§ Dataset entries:
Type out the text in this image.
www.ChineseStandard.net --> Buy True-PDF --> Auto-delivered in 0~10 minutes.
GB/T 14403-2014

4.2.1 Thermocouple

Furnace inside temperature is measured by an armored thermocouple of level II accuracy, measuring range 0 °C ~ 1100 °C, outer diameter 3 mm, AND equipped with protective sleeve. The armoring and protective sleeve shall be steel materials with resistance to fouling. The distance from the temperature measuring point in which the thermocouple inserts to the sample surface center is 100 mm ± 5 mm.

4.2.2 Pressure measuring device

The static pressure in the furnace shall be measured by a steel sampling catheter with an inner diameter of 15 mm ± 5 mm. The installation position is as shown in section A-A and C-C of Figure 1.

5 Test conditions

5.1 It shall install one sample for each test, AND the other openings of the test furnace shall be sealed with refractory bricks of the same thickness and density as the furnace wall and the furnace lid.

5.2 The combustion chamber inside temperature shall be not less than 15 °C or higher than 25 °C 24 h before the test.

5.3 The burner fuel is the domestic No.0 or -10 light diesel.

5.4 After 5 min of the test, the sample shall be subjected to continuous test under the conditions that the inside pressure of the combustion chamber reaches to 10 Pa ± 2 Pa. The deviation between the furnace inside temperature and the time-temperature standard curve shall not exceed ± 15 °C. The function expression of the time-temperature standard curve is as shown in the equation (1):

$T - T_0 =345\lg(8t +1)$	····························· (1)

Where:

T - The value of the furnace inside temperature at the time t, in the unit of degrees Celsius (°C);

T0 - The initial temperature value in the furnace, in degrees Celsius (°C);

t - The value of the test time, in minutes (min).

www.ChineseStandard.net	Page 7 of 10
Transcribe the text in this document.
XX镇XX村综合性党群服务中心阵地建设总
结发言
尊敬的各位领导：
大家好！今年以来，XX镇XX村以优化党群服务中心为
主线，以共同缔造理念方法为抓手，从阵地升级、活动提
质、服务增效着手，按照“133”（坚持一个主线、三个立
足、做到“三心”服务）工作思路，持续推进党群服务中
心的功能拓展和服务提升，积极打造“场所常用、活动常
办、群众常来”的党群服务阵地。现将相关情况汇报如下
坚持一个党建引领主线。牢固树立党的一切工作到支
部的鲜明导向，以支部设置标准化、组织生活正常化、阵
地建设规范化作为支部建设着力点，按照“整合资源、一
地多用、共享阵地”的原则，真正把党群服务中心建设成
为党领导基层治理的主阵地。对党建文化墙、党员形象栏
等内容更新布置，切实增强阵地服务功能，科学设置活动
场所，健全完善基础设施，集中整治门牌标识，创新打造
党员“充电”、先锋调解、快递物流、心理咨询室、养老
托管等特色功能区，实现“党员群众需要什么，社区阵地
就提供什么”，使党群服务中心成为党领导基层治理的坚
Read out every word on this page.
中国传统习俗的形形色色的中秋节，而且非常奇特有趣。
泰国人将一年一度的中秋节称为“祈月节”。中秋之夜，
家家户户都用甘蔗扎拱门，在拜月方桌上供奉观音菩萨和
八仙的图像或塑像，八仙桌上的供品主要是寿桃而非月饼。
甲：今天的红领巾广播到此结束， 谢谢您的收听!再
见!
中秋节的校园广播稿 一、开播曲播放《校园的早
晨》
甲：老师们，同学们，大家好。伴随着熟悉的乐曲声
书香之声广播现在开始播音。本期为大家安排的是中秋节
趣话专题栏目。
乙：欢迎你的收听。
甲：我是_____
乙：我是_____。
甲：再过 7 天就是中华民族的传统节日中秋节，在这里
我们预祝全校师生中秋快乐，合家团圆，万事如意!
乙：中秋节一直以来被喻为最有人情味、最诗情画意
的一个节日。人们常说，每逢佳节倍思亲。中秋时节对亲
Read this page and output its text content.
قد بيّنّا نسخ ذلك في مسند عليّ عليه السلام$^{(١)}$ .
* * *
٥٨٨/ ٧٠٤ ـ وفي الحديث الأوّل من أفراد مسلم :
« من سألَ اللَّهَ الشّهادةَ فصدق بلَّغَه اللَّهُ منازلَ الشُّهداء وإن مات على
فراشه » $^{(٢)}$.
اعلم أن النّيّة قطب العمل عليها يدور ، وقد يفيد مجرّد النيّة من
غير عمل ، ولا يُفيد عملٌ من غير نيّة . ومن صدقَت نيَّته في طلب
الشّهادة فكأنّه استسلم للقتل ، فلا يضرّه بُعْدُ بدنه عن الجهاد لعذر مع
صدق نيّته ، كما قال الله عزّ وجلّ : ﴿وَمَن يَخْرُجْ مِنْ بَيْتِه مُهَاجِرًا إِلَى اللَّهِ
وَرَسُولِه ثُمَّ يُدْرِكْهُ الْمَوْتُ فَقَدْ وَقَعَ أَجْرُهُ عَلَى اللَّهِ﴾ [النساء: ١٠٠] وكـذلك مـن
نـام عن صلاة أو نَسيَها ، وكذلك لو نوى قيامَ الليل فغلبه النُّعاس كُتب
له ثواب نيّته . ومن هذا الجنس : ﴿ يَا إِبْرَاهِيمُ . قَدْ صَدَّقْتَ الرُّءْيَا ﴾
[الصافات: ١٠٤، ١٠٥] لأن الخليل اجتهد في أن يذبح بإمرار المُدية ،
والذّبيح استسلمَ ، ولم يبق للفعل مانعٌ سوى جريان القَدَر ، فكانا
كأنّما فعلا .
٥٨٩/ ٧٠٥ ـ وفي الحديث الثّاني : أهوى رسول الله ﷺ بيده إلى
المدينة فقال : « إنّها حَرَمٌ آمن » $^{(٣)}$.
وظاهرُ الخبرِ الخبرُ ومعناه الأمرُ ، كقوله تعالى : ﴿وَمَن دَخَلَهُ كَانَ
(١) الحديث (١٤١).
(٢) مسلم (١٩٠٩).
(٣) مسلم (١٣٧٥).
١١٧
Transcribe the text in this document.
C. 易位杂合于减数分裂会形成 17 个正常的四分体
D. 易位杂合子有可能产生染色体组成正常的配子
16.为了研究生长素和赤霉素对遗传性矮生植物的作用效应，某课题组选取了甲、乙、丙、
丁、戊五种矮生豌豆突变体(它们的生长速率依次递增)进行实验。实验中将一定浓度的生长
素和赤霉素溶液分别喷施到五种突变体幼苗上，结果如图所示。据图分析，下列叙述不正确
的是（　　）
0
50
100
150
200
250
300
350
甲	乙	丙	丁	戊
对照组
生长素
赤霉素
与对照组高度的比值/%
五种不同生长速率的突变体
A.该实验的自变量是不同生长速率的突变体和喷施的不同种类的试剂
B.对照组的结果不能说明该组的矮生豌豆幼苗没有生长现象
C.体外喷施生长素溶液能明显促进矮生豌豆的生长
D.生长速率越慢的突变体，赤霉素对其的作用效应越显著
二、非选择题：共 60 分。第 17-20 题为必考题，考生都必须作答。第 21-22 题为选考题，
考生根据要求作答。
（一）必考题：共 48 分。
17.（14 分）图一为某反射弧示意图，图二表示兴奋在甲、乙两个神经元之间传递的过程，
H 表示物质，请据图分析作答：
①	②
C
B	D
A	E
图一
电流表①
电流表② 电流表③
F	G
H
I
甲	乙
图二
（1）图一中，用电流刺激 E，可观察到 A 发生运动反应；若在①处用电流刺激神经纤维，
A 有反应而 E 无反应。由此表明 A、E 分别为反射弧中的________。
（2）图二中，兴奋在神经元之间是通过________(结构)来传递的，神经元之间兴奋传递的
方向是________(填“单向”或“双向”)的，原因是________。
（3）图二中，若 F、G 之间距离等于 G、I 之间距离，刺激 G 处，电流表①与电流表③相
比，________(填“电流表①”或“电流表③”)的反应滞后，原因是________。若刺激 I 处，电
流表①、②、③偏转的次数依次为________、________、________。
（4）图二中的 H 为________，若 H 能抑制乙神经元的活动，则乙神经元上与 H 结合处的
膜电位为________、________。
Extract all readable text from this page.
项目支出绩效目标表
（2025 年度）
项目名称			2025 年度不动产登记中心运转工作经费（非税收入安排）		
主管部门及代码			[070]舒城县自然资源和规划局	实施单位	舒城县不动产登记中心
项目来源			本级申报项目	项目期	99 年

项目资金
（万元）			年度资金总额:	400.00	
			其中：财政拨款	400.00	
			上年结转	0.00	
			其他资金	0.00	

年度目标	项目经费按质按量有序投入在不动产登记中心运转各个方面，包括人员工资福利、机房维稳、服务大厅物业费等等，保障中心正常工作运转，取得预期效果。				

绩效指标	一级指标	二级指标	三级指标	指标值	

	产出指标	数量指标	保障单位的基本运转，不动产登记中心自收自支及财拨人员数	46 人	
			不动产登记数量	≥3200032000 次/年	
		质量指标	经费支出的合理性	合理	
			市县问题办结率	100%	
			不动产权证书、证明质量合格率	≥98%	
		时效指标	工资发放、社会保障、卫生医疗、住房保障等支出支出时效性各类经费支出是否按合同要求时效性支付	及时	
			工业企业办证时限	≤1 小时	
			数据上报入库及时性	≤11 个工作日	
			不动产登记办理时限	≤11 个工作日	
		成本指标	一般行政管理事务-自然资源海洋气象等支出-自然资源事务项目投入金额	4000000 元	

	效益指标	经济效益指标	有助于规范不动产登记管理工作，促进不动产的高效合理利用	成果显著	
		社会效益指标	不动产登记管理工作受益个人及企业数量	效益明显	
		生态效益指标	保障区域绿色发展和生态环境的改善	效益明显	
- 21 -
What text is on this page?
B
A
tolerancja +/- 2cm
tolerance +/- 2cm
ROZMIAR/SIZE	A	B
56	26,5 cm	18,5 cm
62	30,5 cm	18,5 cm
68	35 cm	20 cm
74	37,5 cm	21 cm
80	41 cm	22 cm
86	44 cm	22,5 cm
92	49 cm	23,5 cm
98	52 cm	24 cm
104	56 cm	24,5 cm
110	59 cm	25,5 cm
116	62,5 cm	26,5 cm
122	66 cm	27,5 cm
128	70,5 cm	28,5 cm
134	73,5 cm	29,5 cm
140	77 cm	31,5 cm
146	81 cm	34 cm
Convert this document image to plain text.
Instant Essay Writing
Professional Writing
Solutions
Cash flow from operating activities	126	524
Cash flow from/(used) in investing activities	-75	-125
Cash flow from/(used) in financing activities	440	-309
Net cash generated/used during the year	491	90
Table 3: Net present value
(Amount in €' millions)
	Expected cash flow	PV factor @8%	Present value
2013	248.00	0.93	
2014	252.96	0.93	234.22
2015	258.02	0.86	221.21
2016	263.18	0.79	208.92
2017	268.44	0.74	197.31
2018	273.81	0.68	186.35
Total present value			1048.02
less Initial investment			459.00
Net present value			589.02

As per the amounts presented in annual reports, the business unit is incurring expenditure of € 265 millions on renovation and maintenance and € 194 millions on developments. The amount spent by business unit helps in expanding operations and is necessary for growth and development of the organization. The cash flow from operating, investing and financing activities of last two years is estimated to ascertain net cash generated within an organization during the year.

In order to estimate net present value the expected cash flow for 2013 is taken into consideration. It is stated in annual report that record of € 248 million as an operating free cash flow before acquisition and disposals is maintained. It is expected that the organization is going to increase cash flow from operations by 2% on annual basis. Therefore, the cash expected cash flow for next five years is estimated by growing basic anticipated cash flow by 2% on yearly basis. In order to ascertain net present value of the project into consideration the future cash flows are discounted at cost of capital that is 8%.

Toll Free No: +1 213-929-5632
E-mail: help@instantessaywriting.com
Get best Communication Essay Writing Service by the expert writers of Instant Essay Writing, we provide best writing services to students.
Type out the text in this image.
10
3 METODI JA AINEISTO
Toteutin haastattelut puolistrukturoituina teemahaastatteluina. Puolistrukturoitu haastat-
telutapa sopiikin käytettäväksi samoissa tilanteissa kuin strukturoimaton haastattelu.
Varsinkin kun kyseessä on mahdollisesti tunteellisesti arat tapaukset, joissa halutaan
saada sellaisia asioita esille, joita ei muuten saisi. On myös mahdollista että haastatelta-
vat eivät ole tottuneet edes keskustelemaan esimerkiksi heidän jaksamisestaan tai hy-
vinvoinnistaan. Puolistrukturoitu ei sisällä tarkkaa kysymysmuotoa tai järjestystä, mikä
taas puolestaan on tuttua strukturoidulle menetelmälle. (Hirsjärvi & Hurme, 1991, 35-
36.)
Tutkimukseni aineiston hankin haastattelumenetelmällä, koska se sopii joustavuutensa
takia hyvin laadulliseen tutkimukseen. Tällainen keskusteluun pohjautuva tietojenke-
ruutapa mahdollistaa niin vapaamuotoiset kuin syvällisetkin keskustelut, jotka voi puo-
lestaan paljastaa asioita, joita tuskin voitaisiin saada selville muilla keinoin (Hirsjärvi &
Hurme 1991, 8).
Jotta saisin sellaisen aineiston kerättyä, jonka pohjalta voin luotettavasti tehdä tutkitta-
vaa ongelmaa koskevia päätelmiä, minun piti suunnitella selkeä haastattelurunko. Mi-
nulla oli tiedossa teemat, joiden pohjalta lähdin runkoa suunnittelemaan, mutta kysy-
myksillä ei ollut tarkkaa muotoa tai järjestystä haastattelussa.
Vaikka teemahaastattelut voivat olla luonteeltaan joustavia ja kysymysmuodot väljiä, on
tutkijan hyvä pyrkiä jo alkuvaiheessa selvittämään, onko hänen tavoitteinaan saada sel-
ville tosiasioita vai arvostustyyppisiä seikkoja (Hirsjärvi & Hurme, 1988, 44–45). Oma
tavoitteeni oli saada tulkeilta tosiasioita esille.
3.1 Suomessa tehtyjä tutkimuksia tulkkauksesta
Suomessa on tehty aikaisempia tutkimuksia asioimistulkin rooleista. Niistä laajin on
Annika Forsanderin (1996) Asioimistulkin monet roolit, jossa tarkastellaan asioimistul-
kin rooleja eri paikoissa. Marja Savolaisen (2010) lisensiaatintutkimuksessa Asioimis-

§ GOAL:
Your answer should be a single number: how many lines in the data above include "Hirsjärvi"?

§ THE RESPONSE:
3